* **Exercise objective**
Repeat the material below exactly, with no pictures.

* **The records**
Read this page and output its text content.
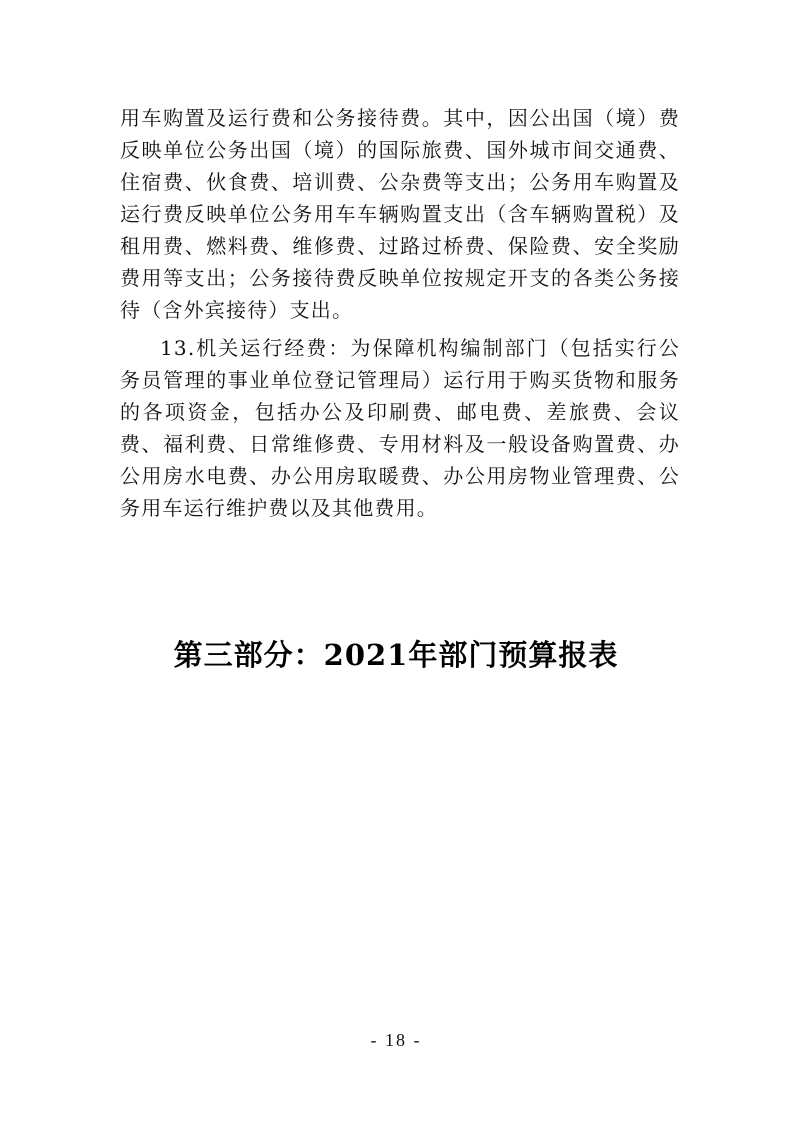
用车购置及运行费和公务接待费。其中，因公出国（境）费反映单位公务出国（境）的国际旅费、国外城市间交通费、住宿费、伙食费、培训费、公杂费等支出；公务用车购置及运行费反映单位公务用车车辆购置支出（含车辆购置税）及租用费、燃料费、维修费、过路过桥费、保险费、安全奖励费用等支出；公务接待费反映单位按规定开支的各类公务接待（含外宾接待）支出。

13.机关运行经费：为保障机构编制部门（包括实行公务员管理的事业单位登记管理局）运行用于购买货物和服务的各项资金，包括办公及印刷费、邮电费、差旅费、会议费、福利费、日常维修费、专用材料及一般设备购置费、办公用房水电费、办公用房取暖费、办公用房物业管理费、公务用车运行维护费以及其他费用。

第三部分：2021年部门预算报表
- 18 -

* **Task solution**
Read this page and output its text content.
用车购置及运行费和公务接待费。其中，因公出国（境）费反映单位公务出国（境）的国际旅费、国外城市间交通费、住宿费、伙食费、培训费、公杂费等支出；公务用车购置及运行费反映单位公务用车车辆购置支出（含车辆购置税）及租用费、燃料费、维修费、过路过桥费、保险费、安全奖励费用等支出；公务接待费反映单位按规定开支的各类公务接待（含外宾接待）支出。

13.机关运行经费：为保障机构编制部门（包括实行公务员管理的事业单位登记管理局）运行用于购买货物和服务的各项资金，包括办公及印刷费、邮电费、差旅费、会议费、福利费、日常维修费、专用材料及一般设备购置费、办公用房水电费、办公用房取暖费、办公用房物业管理费、公务用车运行维护费以及其他费用。

第三部分：2021年部门预算报表
- 18 -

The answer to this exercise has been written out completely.